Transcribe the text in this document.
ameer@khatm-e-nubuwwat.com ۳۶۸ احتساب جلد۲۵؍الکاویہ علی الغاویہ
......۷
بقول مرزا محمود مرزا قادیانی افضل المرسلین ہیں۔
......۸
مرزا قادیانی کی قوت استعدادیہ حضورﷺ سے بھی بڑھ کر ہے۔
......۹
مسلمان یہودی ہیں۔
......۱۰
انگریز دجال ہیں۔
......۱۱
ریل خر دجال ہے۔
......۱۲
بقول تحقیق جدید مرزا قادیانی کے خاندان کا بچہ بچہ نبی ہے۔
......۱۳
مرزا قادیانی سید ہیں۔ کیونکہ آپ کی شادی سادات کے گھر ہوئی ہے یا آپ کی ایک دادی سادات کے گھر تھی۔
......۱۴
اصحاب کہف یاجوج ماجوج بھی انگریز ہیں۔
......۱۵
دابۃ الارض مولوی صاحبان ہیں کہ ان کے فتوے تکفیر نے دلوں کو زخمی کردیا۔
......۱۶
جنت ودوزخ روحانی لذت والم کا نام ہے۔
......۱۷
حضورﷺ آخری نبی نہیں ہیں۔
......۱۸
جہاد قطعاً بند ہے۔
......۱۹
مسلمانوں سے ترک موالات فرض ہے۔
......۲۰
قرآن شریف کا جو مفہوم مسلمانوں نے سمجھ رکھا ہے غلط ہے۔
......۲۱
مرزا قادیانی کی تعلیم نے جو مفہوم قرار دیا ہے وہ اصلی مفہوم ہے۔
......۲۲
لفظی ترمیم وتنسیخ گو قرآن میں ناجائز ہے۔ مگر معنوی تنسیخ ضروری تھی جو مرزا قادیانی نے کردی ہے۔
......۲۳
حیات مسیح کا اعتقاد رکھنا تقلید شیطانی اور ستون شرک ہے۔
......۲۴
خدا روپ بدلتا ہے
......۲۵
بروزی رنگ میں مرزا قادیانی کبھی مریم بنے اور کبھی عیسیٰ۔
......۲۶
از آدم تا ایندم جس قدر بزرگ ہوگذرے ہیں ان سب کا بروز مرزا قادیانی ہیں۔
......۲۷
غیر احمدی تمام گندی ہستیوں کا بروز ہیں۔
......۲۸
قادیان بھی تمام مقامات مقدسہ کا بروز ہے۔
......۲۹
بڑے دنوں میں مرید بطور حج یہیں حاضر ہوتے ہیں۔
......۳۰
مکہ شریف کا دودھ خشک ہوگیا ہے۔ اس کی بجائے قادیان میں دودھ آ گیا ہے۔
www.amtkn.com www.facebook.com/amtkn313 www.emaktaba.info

┄┄┄┄┄┄┄┄┄┄

Problem details:
Give solely the number of lines in the data that contain the string "انگریز".

Response to the task:
2